__Available data__
______________________________

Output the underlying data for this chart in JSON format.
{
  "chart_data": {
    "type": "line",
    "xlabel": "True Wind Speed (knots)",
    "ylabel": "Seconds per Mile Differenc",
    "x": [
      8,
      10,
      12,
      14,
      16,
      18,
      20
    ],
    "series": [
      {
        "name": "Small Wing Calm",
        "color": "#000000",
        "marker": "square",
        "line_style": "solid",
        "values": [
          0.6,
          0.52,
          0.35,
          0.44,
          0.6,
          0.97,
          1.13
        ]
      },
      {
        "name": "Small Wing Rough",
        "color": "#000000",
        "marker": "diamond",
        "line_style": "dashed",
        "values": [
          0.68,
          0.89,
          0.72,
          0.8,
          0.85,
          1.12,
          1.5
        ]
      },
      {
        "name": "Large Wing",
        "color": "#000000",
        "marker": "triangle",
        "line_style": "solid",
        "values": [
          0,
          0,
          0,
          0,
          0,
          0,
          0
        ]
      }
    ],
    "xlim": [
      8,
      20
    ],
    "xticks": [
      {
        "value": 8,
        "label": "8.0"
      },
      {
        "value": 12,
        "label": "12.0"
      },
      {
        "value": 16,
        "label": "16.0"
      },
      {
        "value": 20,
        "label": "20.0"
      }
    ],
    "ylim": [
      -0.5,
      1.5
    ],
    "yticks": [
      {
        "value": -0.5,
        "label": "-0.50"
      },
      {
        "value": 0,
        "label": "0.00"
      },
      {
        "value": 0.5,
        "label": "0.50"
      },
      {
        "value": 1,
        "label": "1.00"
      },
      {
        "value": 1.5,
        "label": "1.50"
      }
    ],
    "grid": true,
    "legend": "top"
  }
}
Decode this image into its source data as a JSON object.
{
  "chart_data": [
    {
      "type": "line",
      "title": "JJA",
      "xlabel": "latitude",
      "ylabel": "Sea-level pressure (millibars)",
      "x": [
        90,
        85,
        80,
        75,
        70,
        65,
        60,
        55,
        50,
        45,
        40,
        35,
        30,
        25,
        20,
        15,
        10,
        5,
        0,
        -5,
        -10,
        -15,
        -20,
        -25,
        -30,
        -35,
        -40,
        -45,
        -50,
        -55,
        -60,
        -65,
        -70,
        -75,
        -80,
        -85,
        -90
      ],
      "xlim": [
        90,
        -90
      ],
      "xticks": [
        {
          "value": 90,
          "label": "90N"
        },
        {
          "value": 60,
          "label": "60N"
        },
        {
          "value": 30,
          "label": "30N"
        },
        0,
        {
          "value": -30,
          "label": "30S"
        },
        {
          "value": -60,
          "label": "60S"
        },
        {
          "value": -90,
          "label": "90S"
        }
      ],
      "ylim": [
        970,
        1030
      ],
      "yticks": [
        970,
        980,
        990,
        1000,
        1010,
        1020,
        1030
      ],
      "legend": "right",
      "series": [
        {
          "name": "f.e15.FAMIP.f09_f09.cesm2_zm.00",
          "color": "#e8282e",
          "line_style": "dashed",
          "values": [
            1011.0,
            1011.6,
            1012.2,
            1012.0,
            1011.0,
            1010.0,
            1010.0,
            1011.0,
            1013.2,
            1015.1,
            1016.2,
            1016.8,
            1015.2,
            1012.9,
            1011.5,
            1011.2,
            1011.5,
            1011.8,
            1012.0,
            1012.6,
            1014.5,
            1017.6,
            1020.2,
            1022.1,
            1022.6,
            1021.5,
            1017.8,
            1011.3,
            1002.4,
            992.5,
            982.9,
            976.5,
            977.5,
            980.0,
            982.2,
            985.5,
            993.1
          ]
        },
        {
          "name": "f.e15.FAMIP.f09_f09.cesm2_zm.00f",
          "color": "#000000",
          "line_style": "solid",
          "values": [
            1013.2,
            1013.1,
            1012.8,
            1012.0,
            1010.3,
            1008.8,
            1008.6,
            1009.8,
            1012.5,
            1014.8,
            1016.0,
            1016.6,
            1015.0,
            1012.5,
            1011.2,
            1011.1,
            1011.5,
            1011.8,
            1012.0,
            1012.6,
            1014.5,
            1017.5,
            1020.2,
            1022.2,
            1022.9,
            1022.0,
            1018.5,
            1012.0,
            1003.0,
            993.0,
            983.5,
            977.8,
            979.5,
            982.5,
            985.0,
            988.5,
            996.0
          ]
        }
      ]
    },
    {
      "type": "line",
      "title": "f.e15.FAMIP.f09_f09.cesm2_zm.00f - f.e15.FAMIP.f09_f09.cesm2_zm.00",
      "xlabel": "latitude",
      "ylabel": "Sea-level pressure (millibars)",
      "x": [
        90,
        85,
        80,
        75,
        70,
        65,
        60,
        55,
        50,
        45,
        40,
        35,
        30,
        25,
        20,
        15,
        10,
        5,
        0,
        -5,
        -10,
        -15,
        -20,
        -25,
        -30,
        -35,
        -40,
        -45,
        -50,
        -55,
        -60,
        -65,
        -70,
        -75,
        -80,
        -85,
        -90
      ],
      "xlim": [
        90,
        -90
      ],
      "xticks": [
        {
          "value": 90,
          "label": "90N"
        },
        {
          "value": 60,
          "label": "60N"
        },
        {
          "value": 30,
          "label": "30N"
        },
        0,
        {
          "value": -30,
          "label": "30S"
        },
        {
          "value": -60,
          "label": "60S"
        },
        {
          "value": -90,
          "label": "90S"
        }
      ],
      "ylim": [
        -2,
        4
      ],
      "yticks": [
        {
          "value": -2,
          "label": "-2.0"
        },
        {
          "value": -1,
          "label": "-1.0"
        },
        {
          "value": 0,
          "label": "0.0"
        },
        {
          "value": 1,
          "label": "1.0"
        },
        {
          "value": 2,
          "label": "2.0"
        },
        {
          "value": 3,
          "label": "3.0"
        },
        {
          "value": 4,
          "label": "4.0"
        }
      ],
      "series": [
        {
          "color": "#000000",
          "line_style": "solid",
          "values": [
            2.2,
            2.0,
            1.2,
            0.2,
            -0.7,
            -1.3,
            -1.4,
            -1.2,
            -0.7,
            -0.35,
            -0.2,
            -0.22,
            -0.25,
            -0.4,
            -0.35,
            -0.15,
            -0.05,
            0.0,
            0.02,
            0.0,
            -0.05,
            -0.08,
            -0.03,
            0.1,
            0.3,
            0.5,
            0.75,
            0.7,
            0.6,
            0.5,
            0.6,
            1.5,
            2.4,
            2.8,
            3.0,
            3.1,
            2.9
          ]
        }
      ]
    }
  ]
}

______________________________

Print all of the data exactly as it was given.

__Task output__
Output the underlying data for this chart in JSON format.
{
  "chart_data": {
    "type": "line",
    "xlabel": "True Wind Speed (knots)",
    "ylabel": "Seconds per Mile Differenc",
    "x": [
      8,
      10,
      12,
      14,
      16,
      18,
      20
    ],
    "series": [
      {
        "name": "Small Wing Calm",
        "color": "#000000",
        "marker": "square",
        "line_style": "solid",
        "values": [
          0.6,
          0.52,
          0.35,
          0.44,
          0.6,
          0.97,
          1.13
        ]
      },
      {
        "name": "Small Wing Rough",
        "color": "#000000",
        "marker": "diamond",
        "line_style": "dashed",
        "values": [
          0.68,
          0.89,
          0.72,
          0.8,
          0.85,
          1.12,
          1.5
        ]
      },
      {
        "name": "Large Wing",
        "color": "#000000",
        "marker": "triangle",
        "line_style": "solid",
        "values": [
          0,
          0,
          0,
          0,
          0,
          0,
          0
        ]
      }
    ],
    "xlim": [
      8,
      20
    ],
    "xticks": [
      {
        "value": 8,
        "label": "8.0"
      },
      {
        "value": 12,
        "label": "12.0"
      },
      {
        "value": 16,
        "label": "16.0"
      },
      {
        "value": 20,
        "label": "20.0"
      }
    ],
    "ylim": [
      -0.5,
      1.5
    ],
    "yticks": [
      {
        "value": -0.5,
        "label": "-0.50"
      },
      {
        "value": 0,
        "label": "0.00"
      },
      {
        "value": 0.5,
        "label": "0.50"
      },
      {
        "value": 1,
        "label": "1.00"
      },
      {
        "value": 1.5,
        "label": "1.50"
      }
    ],
    "grid": true,
    "legend": "top"
  }
}
Decode this image into its source data as a JSON object.
{
  "chart_data": [
    {
      "type": "line",
      "title": "JJA",
      "xlabel": "latitude",
      "ylabel": "Sea-level pressure (millibars)",
      "x": [
        90,
        85,
        80,
        75,
        70,
        65,
        60,
        55,
        50,
        45,
        40,
        35,
        30,
        25,
        20,
        15,
        10,
        5,
        0,
        -5,
        -10,
        -15,
        -20,
        -25,
        -30,
        -35,
        -40,
        -45,
        -50,
        -55,
        -60,
        -65,
        -70,
        -75,
        -80,
        -85,
        -90
      ],
      "xlim": [
        90,
        -90
      ],
      "xticks": [
        {
          "value": 90,
          "label": "90N"
        },
        {
          "value": 60,
          "label": "60N"
        },
        {
          "value": 30,
          "label": "30N"
        },
        0,
        {
          "value": -30,
          "label": "30S"
        },
        {
          "value": -60,
          "label": "60S"
        },
        {
          "value": -90,
          "label": "90S"
        }
      ],
      "ylim": [
        970,
        1030
      ],
      "yticks": [
        970,
        980,
        990,
        1000,
        1010,
        1020,
        1030
      ],
      "legend": "right",
      "series": [
        {
          "name": "f.e15.FAMIP.f09_f09.cesm2_zm.00",
          "color": "#e8282e",
          "line_style": "dashed",
          "values": [
            1011.0,
            1011.6,
            1012.2,
            1012.0,
            1011.0,
            1010.0,
            1010.0,
            1011.0,
            1013.2,
            1015.1,
            1016.2,
            1016.8,
            1015.2,
            1012.9,
            1011.5,
            1011.2,
            1011.5,
            1011.8,
            1012.0,
            1012.6,
            1014.5,
            1017.6,
            1020.2,
            1022.1,
            1022.6,
            1021.5,
            1017.8,
            1011.3,
            1002.4,
            992.5,
            982.9,
            976.5,
            977.5,
            980.0,
            982.2,
            985.5,
            993.1
          ]
        },
        {
          "name": "f.e15.FAMIP.f09_f09.cesm2_zm.00f",
          "color": "#000000",
          "line_style": "solid",
          "values": [
            1013.2,
            1013.1,
            1012.8,
            1012.0,
            1010.3,
            1008.8,
            1008.6,
            1009.8,
            1012.5,
            1014.8,
            1016.0,
            1016.6,
            1015.0,
            1012.5,
            1011.2,
            1011.1,
            1011.5,
            1011.8,
            1012.0,
            1012.6,
            1014.5,
            1017.5,
            1020.2,
            1022.2,
            1022.9,
            1022.0,
            1018.5,
            1012.0,
            1003.0,
            993.0,
            983.5,
            977.8,
            979.5,
            982.5,
            985.0,
            988.5,
            996.0
          ]
        }
      ]
    },
    {
      "type": "line",
      "title": "f.e15.FAMIP.f09_f09.cesm2_zm.00f - f.e15.FAMIP.f09_f09.cesm2_zm.00",
      "xlabel": "latitude",
      "ylabel": "Sea-level pressure (millibars)",
      "x": [
        90,
        85,
        80,
        75,
        70,
        65,
        60,
        55,
        50,
        45,
        40,
        35,
        30,
        25,
        20,
        15,
        10,
        5,
        0,
        -5,
        -10,
        -15,
        -20,
        -25,
        -30,
        -35,
        -40,
        -45,
        -50,
        -55,
        -60,
        -65,
        -70,
        -75,
        -80,
        -85,
        -90
      ],
      "xlim": [
        90,
        -90
      ],
      "xticks": [
        {
          "value": 90,
          "label": "90N"
        },
        {
          "value": 60,
          "label": "60N"
        },
        {
          "value": 30,
          "label": "30N"
        },
        0,
        {
          "value": -30,
          "label": "30S"
        },
        {
          "value": -60,
          "label": "60S"
        },
        {
          "value": -90,
          "label": "90S"
        }
      ],
      "ylim": [
        -2,
        4
      ],
      "yticks": [
        {
          "value": -2,
          "label": "-2.0"
        },
        {
          "value": -1,
          "label": "-1.0"
        },
        {
          "value": 0,
          "label": "0.0"
        },
        {
          "value": 1,
          "label": "1.0"
        },
        {
          "value": 2,
          "label": "2.0"
        },
        {
          "value": 3,
          "label": "3.0"
        },
        {
          "value": 4,
          "label": "4.0"
        }
      ],
      "series": [
        {
          "color": "#000000",
          "line_style": "solid",
          "values": [
            2.2,
            2.0,
            1.2,
            0.2,
            -0.7,
            -1.3,
            -1.4,
            -1.2,
            -0.7,
            -0.35,
            -0.2,
            -0.22,
            -0.25,
            -0.4,
            -0.35,
            -0.15,
            -0.05,
            0.0,
            0.02,
            0.0,
            -0.05,
            -0.08,
            -0.03,
            0.1,
            0.3,
            0.5,
            0.75,
            0.7,
            0.6,
            0.5,
            0.6,
            1.5,
            2.4,
            2.8,
            3.0,
            3.1,
            2.9
          ]
        }
      ]
    }
  ]
}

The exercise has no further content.